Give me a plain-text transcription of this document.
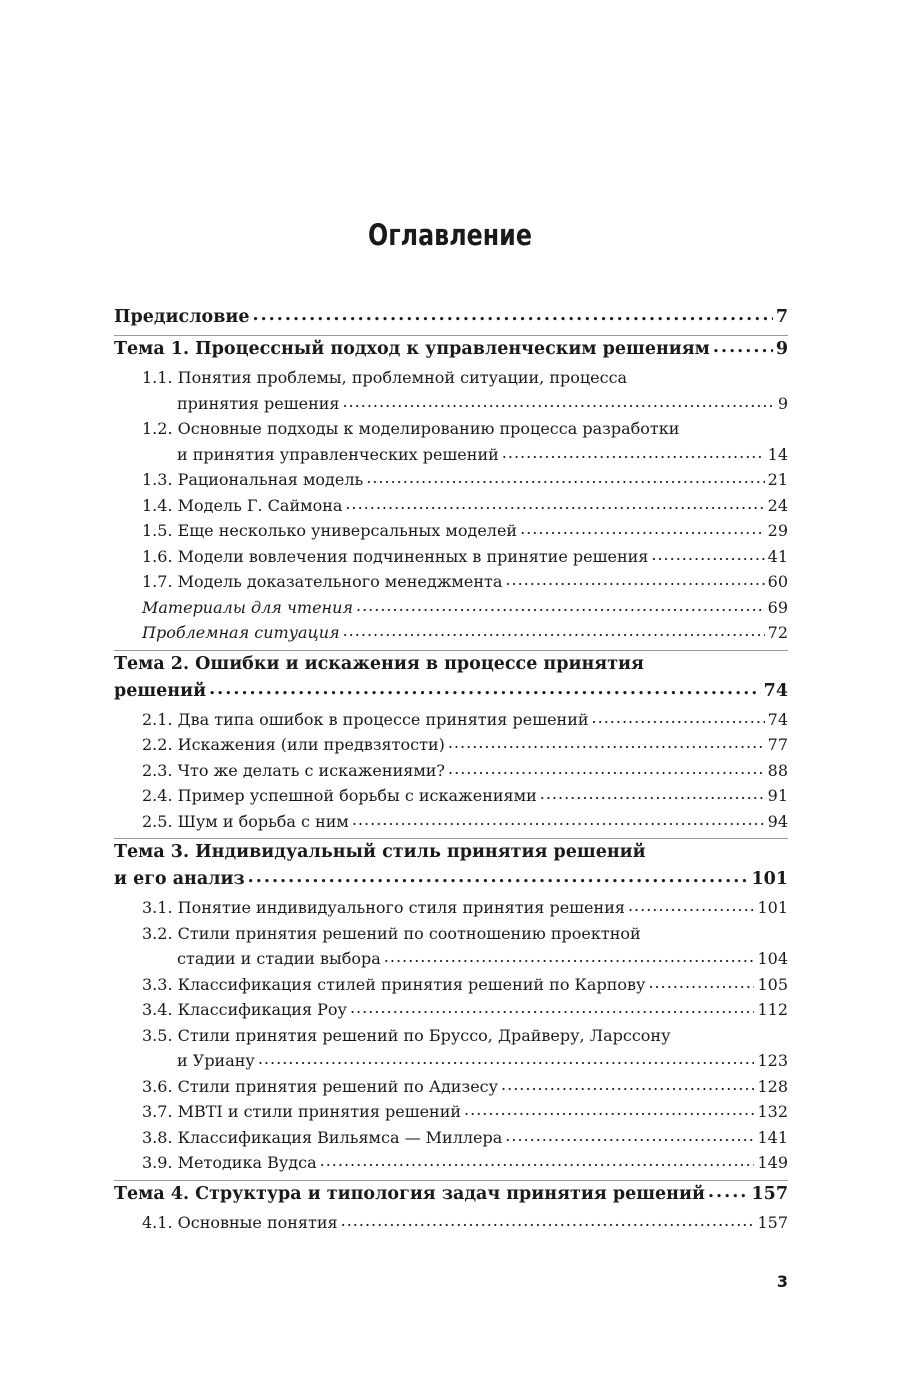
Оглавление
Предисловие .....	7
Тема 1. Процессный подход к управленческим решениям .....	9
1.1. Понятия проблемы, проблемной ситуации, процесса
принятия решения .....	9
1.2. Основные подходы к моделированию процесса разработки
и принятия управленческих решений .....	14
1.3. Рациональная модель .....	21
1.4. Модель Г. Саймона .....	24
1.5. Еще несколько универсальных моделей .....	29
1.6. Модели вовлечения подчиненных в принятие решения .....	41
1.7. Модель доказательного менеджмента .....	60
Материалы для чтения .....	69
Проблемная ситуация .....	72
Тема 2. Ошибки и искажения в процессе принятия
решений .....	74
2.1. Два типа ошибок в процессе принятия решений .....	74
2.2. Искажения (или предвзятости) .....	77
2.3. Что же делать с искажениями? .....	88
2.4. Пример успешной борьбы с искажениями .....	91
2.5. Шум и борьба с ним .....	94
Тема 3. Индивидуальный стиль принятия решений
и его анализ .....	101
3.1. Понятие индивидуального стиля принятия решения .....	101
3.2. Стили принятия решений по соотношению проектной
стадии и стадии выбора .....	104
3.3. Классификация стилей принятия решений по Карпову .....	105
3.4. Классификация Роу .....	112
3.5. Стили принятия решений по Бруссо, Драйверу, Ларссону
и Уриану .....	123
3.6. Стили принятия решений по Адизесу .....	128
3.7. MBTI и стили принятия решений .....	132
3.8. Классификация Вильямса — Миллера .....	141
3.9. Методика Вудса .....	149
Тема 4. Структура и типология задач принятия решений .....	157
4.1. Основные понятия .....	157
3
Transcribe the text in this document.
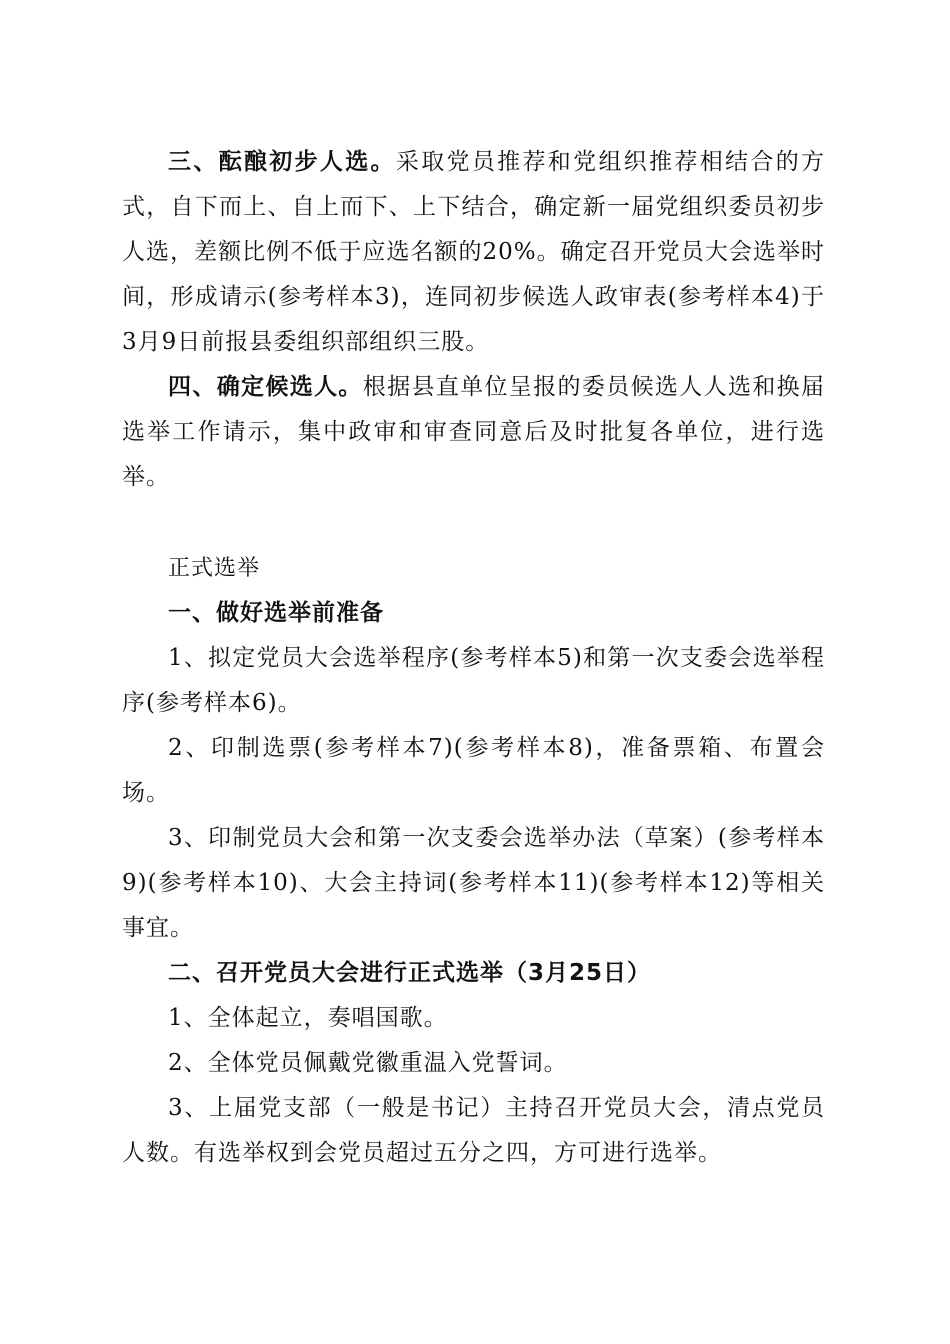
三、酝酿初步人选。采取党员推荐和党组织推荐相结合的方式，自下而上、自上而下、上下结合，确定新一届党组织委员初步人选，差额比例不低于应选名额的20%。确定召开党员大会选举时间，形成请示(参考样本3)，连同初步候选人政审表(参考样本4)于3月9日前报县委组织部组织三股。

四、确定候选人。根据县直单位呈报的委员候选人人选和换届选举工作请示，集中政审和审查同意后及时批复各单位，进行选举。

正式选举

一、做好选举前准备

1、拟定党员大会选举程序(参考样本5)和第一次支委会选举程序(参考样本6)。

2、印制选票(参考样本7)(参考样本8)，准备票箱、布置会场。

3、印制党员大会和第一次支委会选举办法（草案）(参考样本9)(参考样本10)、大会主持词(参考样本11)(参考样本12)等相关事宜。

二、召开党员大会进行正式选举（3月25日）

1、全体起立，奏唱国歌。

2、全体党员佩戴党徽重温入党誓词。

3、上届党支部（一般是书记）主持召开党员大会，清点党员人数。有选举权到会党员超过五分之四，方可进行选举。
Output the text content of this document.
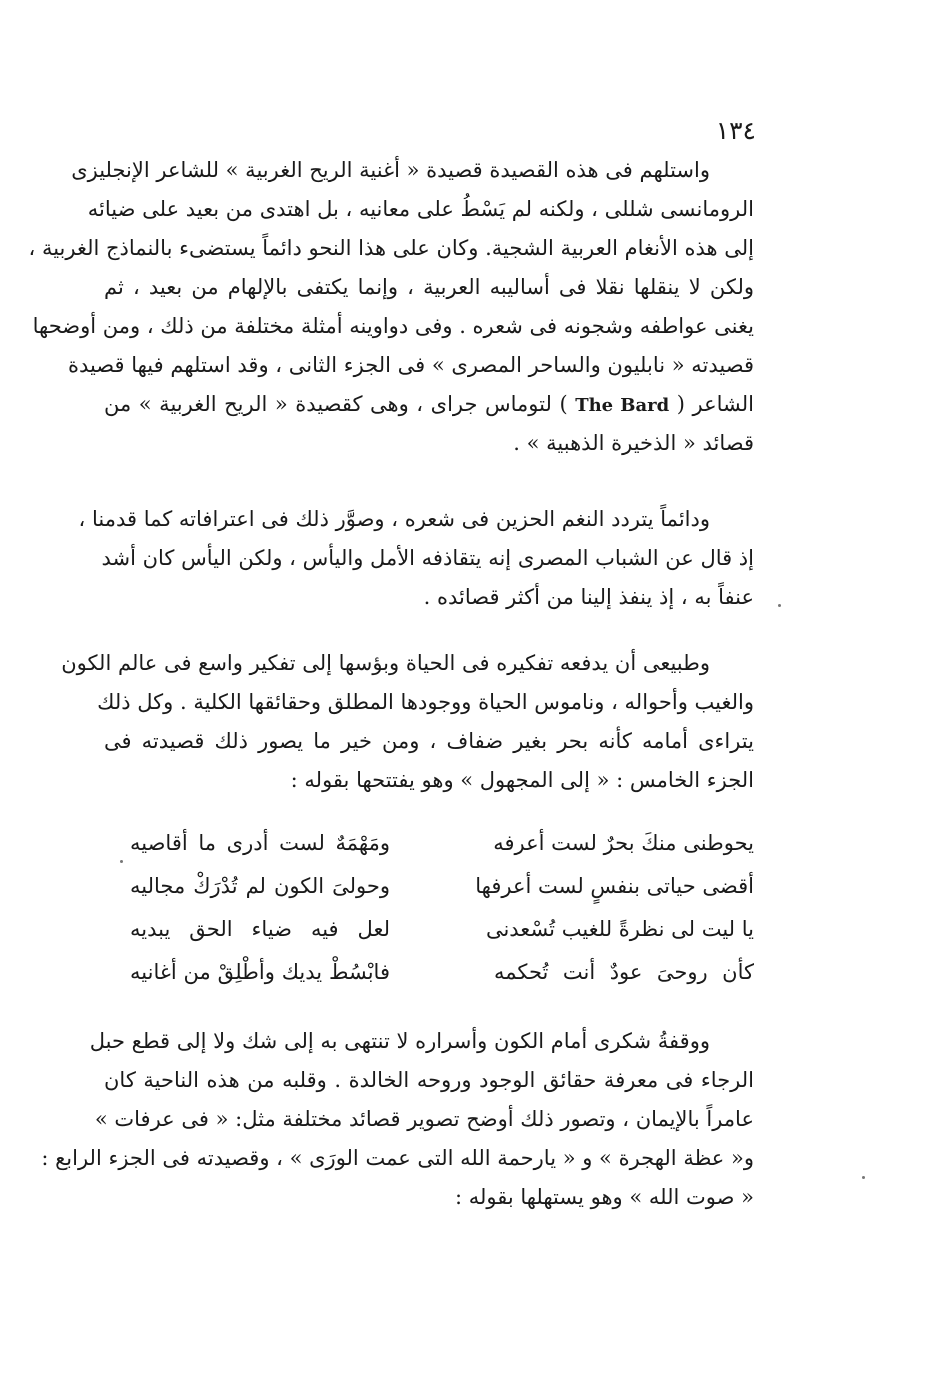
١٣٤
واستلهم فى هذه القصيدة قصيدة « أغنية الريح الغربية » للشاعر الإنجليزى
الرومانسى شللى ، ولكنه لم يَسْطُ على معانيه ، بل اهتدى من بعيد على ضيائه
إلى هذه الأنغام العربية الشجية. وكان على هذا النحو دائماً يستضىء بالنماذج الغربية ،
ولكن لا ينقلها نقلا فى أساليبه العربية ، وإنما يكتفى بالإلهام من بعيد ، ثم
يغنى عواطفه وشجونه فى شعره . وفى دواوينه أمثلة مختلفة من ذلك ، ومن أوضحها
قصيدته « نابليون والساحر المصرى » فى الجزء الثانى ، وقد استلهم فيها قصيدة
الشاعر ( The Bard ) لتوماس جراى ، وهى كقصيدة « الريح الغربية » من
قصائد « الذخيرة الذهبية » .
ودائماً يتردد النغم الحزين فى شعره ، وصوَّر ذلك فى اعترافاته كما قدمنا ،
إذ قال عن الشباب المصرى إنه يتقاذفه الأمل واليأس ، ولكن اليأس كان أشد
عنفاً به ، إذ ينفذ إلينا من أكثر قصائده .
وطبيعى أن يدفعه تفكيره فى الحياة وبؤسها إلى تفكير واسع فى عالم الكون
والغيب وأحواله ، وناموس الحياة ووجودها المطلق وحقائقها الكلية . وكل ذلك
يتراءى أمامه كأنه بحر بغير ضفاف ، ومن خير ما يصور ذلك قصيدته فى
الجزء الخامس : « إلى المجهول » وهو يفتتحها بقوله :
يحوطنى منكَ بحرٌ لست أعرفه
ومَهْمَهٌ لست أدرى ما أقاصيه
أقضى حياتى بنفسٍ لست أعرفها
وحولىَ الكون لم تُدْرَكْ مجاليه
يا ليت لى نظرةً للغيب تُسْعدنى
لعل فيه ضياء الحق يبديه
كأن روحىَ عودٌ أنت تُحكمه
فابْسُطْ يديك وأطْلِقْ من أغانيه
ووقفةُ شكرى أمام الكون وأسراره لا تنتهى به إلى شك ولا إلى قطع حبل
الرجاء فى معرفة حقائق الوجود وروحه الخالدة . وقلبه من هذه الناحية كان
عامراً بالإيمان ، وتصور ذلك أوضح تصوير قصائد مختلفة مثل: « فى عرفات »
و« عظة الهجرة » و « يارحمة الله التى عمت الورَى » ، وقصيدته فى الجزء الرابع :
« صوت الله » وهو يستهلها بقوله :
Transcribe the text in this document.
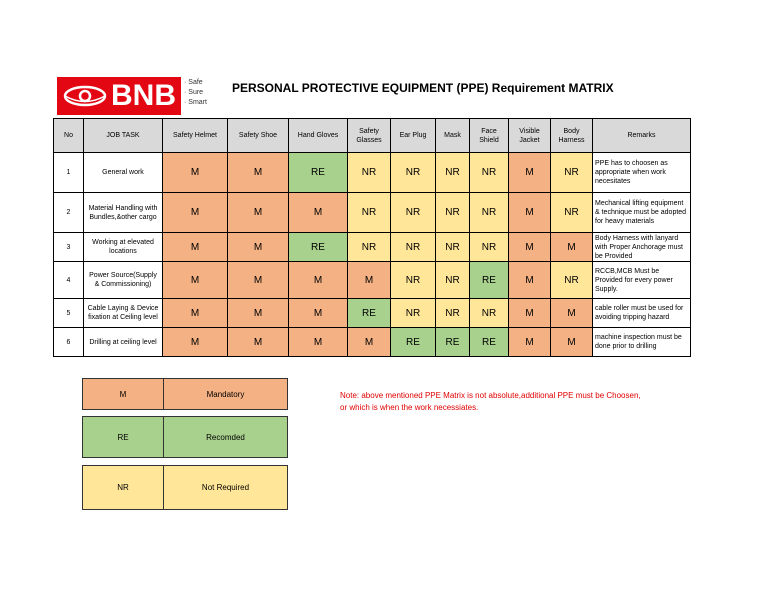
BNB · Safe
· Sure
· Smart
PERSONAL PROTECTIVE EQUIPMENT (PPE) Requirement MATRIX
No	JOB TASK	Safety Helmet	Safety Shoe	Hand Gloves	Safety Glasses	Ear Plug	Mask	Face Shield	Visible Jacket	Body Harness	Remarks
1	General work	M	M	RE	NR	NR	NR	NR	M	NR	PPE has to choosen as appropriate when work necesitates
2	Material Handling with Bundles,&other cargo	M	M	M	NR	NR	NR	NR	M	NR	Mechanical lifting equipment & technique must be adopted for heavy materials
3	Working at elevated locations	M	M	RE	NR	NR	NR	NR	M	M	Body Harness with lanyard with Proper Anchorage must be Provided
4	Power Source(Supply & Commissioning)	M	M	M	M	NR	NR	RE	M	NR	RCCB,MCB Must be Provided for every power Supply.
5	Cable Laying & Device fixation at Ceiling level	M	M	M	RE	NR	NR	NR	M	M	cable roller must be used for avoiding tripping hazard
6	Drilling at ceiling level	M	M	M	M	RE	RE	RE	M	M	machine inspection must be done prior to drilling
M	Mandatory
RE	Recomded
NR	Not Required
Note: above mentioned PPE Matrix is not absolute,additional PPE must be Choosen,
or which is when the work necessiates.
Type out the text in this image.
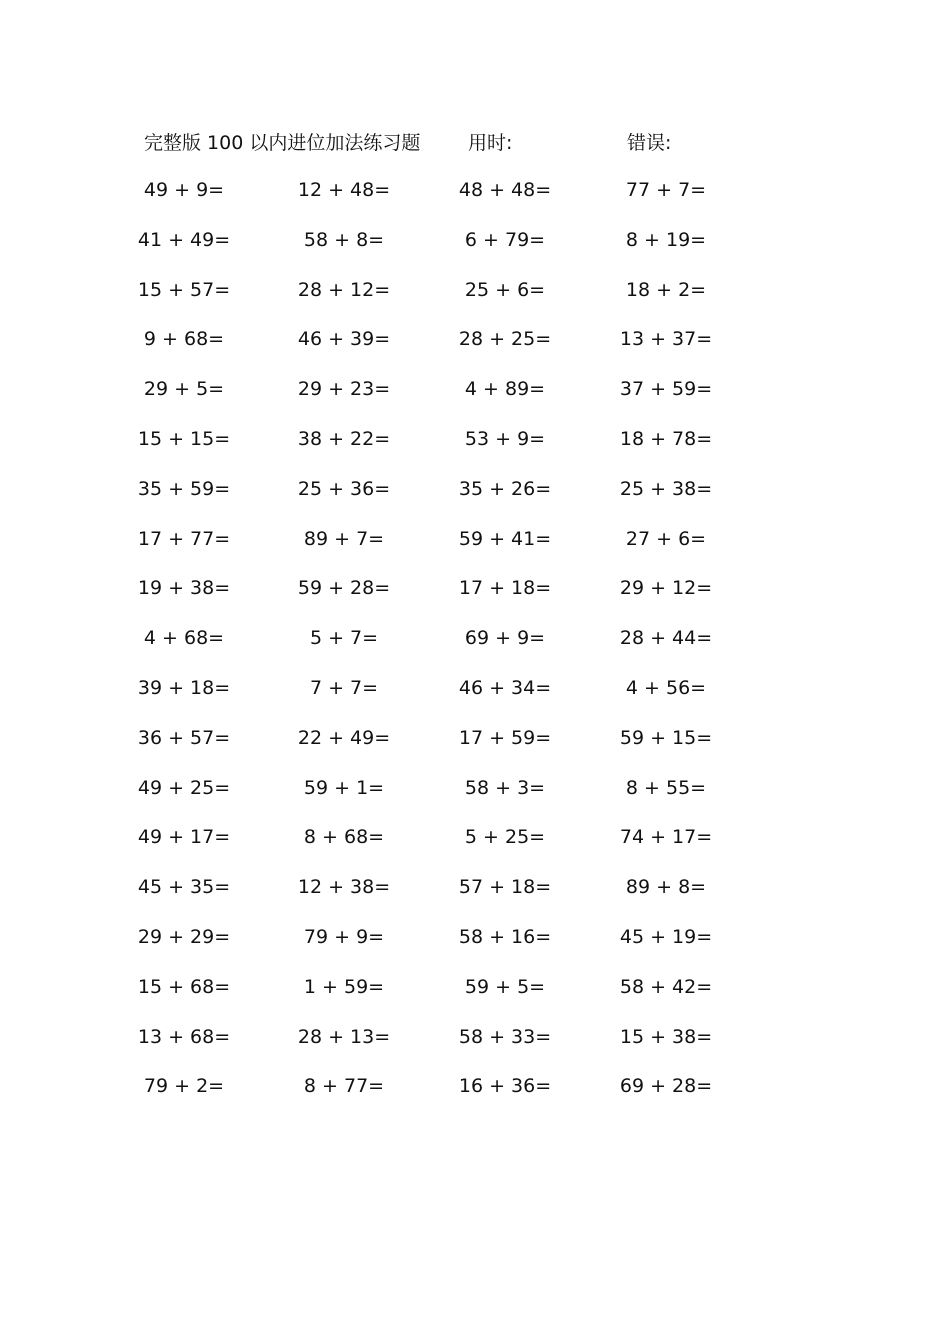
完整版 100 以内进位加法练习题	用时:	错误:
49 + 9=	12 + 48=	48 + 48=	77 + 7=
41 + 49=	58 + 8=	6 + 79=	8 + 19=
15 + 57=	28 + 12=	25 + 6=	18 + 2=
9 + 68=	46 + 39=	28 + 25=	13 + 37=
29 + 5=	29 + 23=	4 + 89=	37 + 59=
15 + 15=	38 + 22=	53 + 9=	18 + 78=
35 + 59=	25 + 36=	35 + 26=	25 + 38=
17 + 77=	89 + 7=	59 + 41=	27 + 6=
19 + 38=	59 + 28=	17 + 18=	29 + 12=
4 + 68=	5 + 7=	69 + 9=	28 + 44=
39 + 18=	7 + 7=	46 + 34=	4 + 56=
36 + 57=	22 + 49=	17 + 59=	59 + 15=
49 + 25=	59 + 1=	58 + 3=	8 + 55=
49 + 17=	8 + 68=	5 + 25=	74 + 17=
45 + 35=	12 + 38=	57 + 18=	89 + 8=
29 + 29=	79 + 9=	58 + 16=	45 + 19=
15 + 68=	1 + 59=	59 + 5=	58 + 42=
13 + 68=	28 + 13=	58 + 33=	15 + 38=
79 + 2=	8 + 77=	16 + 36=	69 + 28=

Stated exercise. Copy out every line of the material above that mentions the word "الجزء".

Answer below.
قصيدته « نابليون والساحر المصرى » فى الجزء الثانى ، وقد استلهم فيها قصيدة
الجزء الخامس : « إلى المجهول » وهو يفتتحها بقوله :
و« عظة الهجرة » و « يارحمة الله التى عمت الورَى » ، وقصيدته فى الجزء الرابع :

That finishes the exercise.